→ **Provided information**:
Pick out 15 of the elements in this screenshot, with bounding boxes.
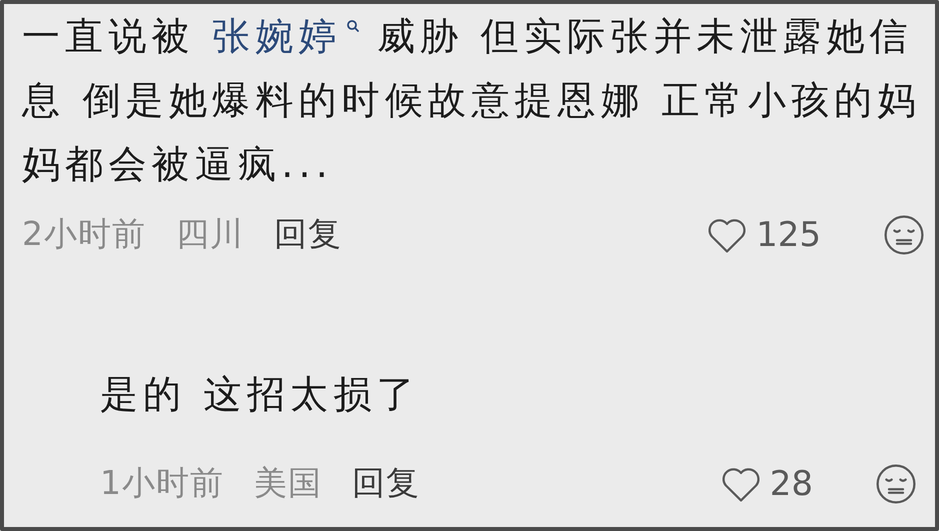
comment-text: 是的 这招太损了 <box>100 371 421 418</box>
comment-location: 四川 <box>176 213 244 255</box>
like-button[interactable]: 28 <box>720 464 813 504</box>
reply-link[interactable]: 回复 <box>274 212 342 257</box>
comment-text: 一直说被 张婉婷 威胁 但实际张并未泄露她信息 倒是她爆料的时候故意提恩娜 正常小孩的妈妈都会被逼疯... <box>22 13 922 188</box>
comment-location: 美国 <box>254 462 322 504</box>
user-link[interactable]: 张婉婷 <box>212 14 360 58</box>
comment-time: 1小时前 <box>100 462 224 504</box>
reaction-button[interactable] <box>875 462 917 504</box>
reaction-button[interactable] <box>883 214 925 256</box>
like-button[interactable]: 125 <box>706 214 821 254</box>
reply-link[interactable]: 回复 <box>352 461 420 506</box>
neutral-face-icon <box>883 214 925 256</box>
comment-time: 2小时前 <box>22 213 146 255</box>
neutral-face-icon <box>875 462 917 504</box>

→ **What this task involves**: Reproduce every one of the lines above verbatim, omitting the picture.

→ **Worked answer**:
Pick out 15 of the elements in this screenshot, with bounding boxes.
comment-text: 是的 这招太损了 <box>100 371 421 418</box>
comment-location: 四川 <box>176 213 244 255</box>
like-button[interactable]: 28 <box>720 464 813 504</box>
reply-link[interactable]: 回复 <box>274 212 342 257</box>
comment-text: 一直说被 张婉婷 威胁 但实际张并未泄露她信息 倒是她爆料的时候故意提恩娜 正常小孩的妈妈都会被逼疯... <box>22 13 922 188</box>
comment-location: 美国 <box>254 462 322 504</box>
user-link[interactable]: 张婉婷 <box>212 14 360 58</box>
comment-time: 1小时前 <box>100 462 224 504</box>
reaction-button[interactable] <box>875 462 917 504</box>
reaction-button[interactable] <box>883 214 925 256</box>
like-button[interactable]: 125 <box>706 214 821 254</box>
reply-link[interactable]: 回复 <box>352 461 420 506</box>
neutral-face-icon <box>883 214 925 256</box>
comment-time: 2小时前 <box>22 213 146 255</box>
neutral-face-icon <box>875 462 917 504</box>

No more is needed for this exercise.